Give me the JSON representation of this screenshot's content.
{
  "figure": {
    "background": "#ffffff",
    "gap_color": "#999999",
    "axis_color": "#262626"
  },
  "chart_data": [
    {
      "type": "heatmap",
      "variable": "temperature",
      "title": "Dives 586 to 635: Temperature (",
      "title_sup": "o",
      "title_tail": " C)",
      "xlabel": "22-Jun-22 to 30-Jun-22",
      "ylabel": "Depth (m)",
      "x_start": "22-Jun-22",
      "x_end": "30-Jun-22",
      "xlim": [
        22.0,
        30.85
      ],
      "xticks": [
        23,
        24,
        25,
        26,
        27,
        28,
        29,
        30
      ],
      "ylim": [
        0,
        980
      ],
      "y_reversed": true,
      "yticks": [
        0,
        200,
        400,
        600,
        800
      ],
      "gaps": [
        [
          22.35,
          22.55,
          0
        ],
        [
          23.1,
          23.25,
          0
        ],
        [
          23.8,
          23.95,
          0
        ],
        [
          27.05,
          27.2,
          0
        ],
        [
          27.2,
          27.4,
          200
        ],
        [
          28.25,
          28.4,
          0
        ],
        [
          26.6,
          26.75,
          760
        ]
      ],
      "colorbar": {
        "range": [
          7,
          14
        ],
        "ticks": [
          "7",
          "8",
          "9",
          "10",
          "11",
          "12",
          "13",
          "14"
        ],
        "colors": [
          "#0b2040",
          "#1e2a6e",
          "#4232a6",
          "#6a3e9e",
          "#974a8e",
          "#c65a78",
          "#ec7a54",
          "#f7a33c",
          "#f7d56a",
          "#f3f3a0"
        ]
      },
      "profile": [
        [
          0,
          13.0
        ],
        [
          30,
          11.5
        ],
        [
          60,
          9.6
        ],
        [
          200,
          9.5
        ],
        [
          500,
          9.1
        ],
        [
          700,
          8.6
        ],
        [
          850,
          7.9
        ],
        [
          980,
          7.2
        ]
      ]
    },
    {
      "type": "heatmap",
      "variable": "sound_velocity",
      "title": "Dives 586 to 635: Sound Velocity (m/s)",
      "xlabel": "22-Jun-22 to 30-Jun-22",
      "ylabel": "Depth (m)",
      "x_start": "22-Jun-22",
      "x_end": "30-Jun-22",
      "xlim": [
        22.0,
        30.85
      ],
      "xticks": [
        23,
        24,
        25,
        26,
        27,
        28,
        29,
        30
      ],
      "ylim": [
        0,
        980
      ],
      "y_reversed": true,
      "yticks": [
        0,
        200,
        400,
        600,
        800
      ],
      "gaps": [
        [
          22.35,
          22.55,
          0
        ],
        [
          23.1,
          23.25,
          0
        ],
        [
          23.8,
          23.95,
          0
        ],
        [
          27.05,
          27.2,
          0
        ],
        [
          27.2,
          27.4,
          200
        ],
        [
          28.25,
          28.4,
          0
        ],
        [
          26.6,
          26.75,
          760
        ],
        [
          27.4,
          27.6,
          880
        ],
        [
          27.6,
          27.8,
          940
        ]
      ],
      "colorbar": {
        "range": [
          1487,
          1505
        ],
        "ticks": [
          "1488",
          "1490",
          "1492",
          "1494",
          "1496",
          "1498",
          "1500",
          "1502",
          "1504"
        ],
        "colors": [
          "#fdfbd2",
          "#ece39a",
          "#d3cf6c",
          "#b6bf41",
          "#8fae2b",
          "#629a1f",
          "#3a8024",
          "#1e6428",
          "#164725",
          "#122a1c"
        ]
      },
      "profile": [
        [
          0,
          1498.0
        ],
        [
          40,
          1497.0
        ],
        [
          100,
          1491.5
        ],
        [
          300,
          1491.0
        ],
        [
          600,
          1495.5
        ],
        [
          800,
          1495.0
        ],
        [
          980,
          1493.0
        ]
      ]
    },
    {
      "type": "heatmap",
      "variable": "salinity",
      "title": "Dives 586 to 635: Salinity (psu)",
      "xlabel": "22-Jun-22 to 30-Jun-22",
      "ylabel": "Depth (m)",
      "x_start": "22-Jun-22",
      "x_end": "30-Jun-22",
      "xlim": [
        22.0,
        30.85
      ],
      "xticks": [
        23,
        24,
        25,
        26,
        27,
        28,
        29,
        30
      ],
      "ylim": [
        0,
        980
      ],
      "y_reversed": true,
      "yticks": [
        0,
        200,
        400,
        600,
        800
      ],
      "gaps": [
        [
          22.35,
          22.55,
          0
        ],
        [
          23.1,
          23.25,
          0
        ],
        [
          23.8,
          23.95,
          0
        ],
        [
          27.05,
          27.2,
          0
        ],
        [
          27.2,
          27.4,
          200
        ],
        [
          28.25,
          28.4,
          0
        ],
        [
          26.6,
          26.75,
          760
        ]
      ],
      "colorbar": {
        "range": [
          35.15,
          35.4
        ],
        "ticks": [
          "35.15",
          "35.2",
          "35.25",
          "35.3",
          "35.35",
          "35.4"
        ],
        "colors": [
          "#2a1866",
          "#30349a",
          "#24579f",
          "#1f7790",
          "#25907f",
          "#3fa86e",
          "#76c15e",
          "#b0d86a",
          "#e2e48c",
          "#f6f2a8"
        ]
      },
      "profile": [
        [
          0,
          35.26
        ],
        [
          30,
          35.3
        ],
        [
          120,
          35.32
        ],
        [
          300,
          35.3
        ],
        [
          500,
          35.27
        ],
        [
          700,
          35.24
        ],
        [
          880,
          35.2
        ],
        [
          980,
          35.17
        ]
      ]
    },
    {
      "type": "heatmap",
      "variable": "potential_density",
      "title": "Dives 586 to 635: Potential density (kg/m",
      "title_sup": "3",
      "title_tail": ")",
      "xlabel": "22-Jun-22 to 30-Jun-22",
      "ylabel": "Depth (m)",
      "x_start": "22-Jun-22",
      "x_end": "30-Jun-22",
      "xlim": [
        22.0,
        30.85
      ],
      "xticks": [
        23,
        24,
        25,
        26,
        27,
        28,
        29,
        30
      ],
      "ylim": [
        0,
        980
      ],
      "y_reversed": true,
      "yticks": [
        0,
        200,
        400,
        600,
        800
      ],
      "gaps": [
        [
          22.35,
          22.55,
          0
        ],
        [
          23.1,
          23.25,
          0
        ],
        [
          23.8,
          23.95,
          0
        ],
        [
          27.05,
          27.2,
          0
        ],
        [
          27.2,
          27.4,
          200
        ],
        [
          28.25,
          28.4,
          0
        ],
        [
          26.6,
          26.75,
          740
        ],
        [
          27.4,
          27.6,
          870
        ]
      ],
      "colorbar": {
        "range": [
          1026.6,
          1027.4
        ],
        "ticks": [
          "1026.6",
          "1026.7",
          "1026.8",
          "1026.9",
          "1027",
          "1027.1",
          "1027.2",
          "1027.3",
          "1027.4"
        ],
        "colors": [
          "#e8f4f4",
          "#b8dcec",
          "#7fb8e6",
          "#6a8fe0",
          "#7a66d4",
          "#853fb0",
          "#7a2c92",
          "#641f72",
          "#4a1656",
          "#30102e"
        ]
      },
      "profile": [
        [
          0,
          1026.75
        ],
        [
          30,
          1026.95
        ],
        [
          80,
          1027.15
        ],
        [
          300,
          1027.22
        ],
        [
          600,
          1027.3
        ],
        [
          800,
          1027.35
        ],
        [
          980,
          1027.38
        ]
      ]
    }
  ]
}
*-*-*
#### DIRECTIONS
From the listing above, extract all records word for word.

#### OUTPUT
Give me the JSON representation of this screenshot's content.
{
  "figure": {
    "background": "#ffffff",
    "gap_color": "#999999",
    "axis_color": "#262626"
  },
  "chart_data": [
    {
      "type": "heatmap",
      "variable": "temperature",
      "title": "Dives 586 to 635: Temperature (",
      "title_sup": "o",
      "title_tail": " C)",
      "xlabel": "22-Jun-22 to 30-Jun-22",
      "ylabel": "Depth (m)",
      "x_start": "22-Jun-22",
      "x_end": "30-Jun-22",
      "xlim": [
        22.0,
        30.85
      ],
      "xticks": [
        23,
        24,
        25,
        26,
        27,
        28,
        29,
        30
      ],
      "ylim": [
        0,
        980
      ],
      "y_reversed": true,
      "yticks": [
        0,
        200,
        400,
        600,
        800
      ],
      "gaps": [
        [
          22.35,
          22.55,
          0
        ],
        [
          23.1,
          23.25,
          0
        ],
        [
          23.8,
          23.95,
          0
        ],
        [
          27.05,
          27.2,
          0
        ],
        [
          27.2,
          27.4,
          200
        ],
        [
          28.25,
          28.4,
          0
        ],
        [
          26.6,
          26.75,
          760
        ]
      ],
      "colorbar": {
        "range": [
          7,
          14
        ],
        "ticks": [
          "7",
          "8",
          "9",
          "10",
          "11",
          "12",
          "13",
          "14"
        ],
        "colors": [
          "#0b2040",
          "#1e2a6e",
          "#4232a6",
          "#6a3e9e",
          "#974a8e",
          "#c65a78",
          "#ec7a54",
          "#f7a33c",
          "#f7d56a",
          "#f3f3a0"
        ]
      },
      "profile": [
        [
          0,
          13.0
        ],
        [
          30,
          11.5
        ],
        [
          60,
          9.6
        ],
        [
          200,
          9.5
        ],
        [
          500,
          9.1
        ],
        [
          700,
          8.6
        ],
        [
          850,
          7.9
        ],
        [
          980,
          7.2
        ]
      ]
    },
    {
      "type": "heatmap",
      "variable": "sound_velocity",
      "title": "Dives 586 to 635: Sound Velocity (m/s)",
      "xlabel": "22-Jun-22 to 30-Jun-22",
      "ylabel": "Depth (m)",
      "x_start": "22-Jun-22",
      "x_end": "30-Jun-22",
      "xlim": [
        22.0,
        30.85
      ],
      "xticks": [
        23,
        24,
        25,
        26,
        27,
        28,
        29,
        30
      ],
      "ylim": [
        0,
        980
      ],
      "y_reversed": true,
      "yticks": [
        0,
        200,
        400,
        600,
        800
      ],
      "gaps": [
        [
          22.35,
          22.55,
          0
        ],
        [
          23.1,
          23.25,
          0
        ],
        [
          23.8,
          23.95,
          0
        ],
        [
          27.05,
          27.2,
          0
        ],
        [
          27.2,
          27.4,
          200
        ],
        [
          28.25,
          28.4,
          0
        ],
        [
          26.6,
          26.75,
          760
        ],
        [
          27.4,
          27.6,
          880
        ],
        [
          27.6,
          27.8,
          940
        ]
      ],
      "colorbar": {
        "range": [
          1487,
          1505
        ],
        "ticks": [
          "1488",
          "1490",
          "1492",
          "1494",
          "1496",
          "1498",
          "1500",
          "1502",
          "1504"
        ],
        "colors": [
          "#fdfbd2",
          "#ece39a",
          "#d3cf6c",
          "#b6bf41",
          "#8fae2b",
          "#629a1f",
          "#3a8024",
          "#1e6428",
          "#164725",
          "#122a1c"
        ]
      },
      "profile": [
        [
          0,
          1498.0
        ],
        [
          40,
          1497.0
        ],
        [
          100,
          1491.5
        ],
        [
          300,
          1491.0
        ],
        [
          600,
          1495.5
        ],
        [
          800,
          1495.0
        ],
        [
          980,
          1493.0
        ]
      ]
    },
    {
      "type": "heatmap",
      "variable": "salinity",
      "title": "Dives 586 to 635: Salinity (psu)",
      "xlabel": "22-Jun-22 to 30-Jun-22",
      "ylabel": "Depth (m)",
      "x_start": "22-Jun-22",
      "x_end": "30-Jun-22",
      "xlim": [
        22.0,
        30.85
      ],
      "xticks": [
        23,
        24,
        25,
        26,
        27,
        28,
        29,
        30
      ],
      "ylim": [
        0,
        980
      ],
      "y_reversed": true,
      "yticks": [
        0,
        200,
        400,
        600,
        800
      ],
      "gaps": [
        [
          22.35,
          22.55,
          0
        ],
        [
          23.1,
          23.25,
          0
        ],
        [
          23.8,
          23.95,
          0
        ],
        [
          27.05,
          27.2,
          0
        ],
        [
          27.2,
          27.4,
          200
        ],
        [
          28.25,
          28.4,
          0
        ],
        [
          26.6,
          26.75,
          760
        ]
      ],
      "colorbar": {
        "range": [
          35.15,
          35.4
        ],
        "ticks": [
          "35.15",
          "35.2",
          "35.25",
          "35.3",
          "35.35",
          "35.4"
        ],
        "colors": [
          "#2a1866",
          "#30349a",
          "#24579f",
          "#1f7790",
          "#25907f",
          "#3fa86e",
          "#76c15e",
          "#b0d86a",
          "#e2e48c",
          "#f6f2a8"
        ]
      },
      "profile": [
        [
          0,
          35.26
        ],
        [
          30,
          35.3
        ],
        [
          120,
          35.32
        ],
        [
          300,
          35.3
        ],
        [
          500,
          35.27
        ],
        [
          700,
          35.24
        ],
        [
          880,
          35.2
        ],
        [
          980,
          35.17
        ]
      ]
    },
    {
      "type": "heatmap",
      "variable": "potential_density",
      "title": "Dives 586 to 635: Potential density (kg/m",
      "title_sup": "3",
      "title_tail": ")",
      "xlabel": "22-Jun-22 to 30-Jun-22",
      "ylabel": "Depth (m)",
      "x_start": "22-Jun-22",
      "x_end": "30-Jun-22",
      "xlim": [
        22.0,
        30.85
      ],
      "xticks": [
        23,
        24,
        25,
        26,
        27,
        28,
        29,
        30
      ],
      "ylim": [
        0,
        980
      ],
      "y_reversed": true,
      "yticks": [
        0,
        200,
        400,
        600,
        800
      ],
      "gaps": [
        [
          22.35,
          22.55,
          0
        ],
        [
          23.1,
          23.25,
          0
        ],
        [
          23.8,
          23.95,
          0
        ],
        [
          27.05,
          27.2,
          0
        ],
        [
          27.2,
          27.4,
          200
        ],
        [
          28.25,
          28.4,
          0
        ],
        [
          26.6,
          26.75,
          740
        ],
        [
          27.4,
          27.6,
          870
        ]
      ],
      "colorbar": {
        "range": [
          1026.6,
          1027.4
        ],
        "ticks": [
          "1026.6",
          "1026.7",
          "1026.8",
          "1026.9",
          "1027",
          "1027.1",
          "1027.2",
          "1027.3",
          "1027.4"
        ],
        "colors": [
          "#e8f4f4",
          "#b8dcec",
          "#7fb8e6",
          "#6a8fe0",
          "#7a66d4",
          "#853fb0",
          "#7a2c92",
          "#641f72",
          "#4a1656",
          "#30102e"
        ]
      },
      "profile": [
        [
          0,
          1026.75
        ],
        [
          30,
          1026.95
        ],
        [
          80,
          1027.15
        ],
        [
          300,
          1027.22
        ],
        [
          600,
          1027.3
        ],
        [
          800,
          1027.35
        ],
        [
          980,
          1027.38
        ]
      ]
    }
  ]
}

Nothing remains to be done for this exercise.